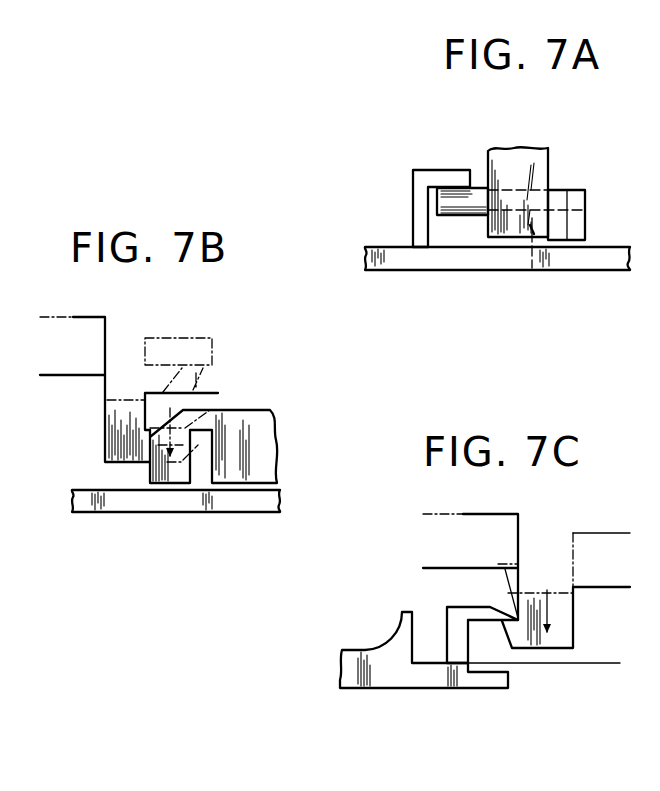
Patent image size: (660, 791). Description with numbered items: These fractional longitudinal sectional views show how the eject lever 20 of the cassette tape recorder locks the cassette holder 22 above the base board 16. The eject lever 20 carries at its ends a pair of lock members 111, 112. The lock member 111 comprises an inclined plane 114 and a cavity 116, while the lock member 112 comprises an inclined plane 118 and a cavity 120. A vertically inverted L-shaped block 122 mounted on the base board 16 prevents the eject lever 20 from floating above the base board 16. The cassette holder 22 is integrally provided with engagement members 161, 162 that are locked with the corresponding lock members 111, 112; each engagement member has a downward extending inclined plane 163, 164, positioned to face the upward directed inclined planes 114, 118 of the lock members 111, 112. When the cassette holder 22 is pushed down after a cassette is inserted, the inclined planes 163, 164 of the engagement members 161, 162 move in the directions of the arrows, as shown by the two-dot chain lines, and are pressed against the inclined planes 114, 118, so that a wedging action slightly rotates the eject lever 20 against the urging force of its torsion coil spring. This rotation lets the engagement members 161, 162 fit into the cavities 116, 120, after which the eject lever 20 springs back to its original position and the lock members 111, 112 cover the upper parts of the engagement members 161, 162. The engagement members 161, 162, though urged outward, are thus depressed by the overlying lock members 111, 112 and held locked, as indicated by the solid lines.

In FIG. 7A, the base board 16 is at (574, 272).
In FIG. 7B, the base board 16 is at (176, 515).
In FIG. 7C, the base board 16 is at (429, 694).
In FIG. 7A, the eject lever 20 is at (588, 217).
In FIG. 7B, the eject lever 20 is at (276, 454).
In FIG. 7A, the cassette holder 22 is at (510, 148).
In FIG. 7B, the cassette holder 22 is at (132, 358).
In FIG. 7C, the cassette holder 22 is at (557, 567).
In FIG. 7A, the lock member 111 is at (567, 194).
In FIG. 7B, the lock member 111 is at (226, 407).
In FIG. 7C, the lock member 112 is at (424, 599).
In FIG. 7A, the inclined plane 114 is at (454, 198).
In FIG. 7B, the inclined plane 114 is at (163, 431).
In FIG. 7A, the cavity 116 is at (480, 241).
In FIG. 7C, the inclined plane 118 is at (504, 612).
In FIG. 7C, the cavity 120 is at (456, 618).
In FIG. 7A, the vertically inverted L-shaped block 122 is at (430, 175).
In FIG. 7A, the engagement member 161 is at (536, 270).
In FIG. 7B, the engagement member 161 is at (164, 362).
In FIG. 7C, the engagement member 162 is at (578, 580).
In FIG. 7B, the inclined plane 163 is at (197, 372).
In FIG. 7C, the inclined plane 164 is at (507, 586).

■ What the task requires
Put the records above into a two-column CSV with the headers "description" and "locations", one row per record. Give each record's text and its answer as single quoted fields with line breaks replaced by spaces, and leave the pictures out.

■ Result below
description,locations
"Patent image size: (660, 791). Description with numbered items: These fractional longitudinal sectional views show how the eject lever 20 of the cassette tape recorder locks the cassette holder 22 above the base board 16. The eject lever 20 carries at its ends a pair of lock members 111, 112. The lock member 111 comprises an inclined plane 114 and a cavity 116, while the lock member 112 comprises an inclined plane 118 and a cavity 120. A vertically inverted L-shaped block 122 mounted on the base board 16 prevents the eject lever 20 from floating above the base board 16. The cassette holder 22 is integrally provided with engagement members 161, 162 that are locked with the corresponding lock members 111, 112; each engagement member has a downward extending inclined plane 163, 164, positioned to face the upward directed inclined planes 114, 118 of the lock members 111, 112. When the cassette holder 22 is pushed down after a cassette is inserted, the inclined planes 163, 164 of the engagement members 161, 162 move in the directions of the arrows, as shown by the two-dot chain lines, and are pressed against the inclined planes 114, 118, so that a wedging action slightly rotates the eject lever 20 against the urging force of its torsion coil spring. This rotation lets the engagement members 161, 162 fit into the cavities 116, 120, after which the eject lever 20 springs back to its original position and the lock members 111, 112 cover the upper parts of the engagement members 161, 162. The engagement members 161, 162, though urged outward, are thus depressed by the overlying lock members 111, 112 and held locked, as indicated by the solid lines.","In FIG. 7A, the base board 16 is at (574, 272). In FIG. 7B, the base board 16 is at (176, 515). In FIG. 7C, the base board 16 is at (429, 694). In FIG. 7A, the eject lever 20 is at (588, 217). In FIG. 7B, the eject lever 20 is at (276, 454). In FIG. 7A, the cassette holder 22 is at (510, 148). In FIG. 7B, the cassette holder 22 is at (132, 358). In FIG. 7C, the cassette holder 22 is at (557, 567). In FIG. 7A, the lock member 111 is at (567, 194). In FIG. 7B, the lock member 111 is at (226, 407). In FIG. 7C, the lock member 112 is at (424, 599). In FIG. 7A, the inclined plane 114 is at (454, 198). In FIG. 7B, the inclined plane 114 is at (163, 431). In FIG. 7A, the cavity 116 is at (480, 241). In FIG. 7C, the inclined plane 118 is at (504, 612). In FIG. 7C, the cavity 120 is at (456, 618). In FIG. 7A, the vertically inverted L-shaped block 122 is at (430, 175). In FIG. 7A, the engagement member 161 is at (536, 270). In FIG. 7B, the engagement member 161 is at (164, 362). In FIG. 7C, the engagement member 162 is at (578, 580). In FIG. 7B, the inclined plane 163 is at (197, 372). In FIG. 7C, the inclined plane 164 is at (507, 586)."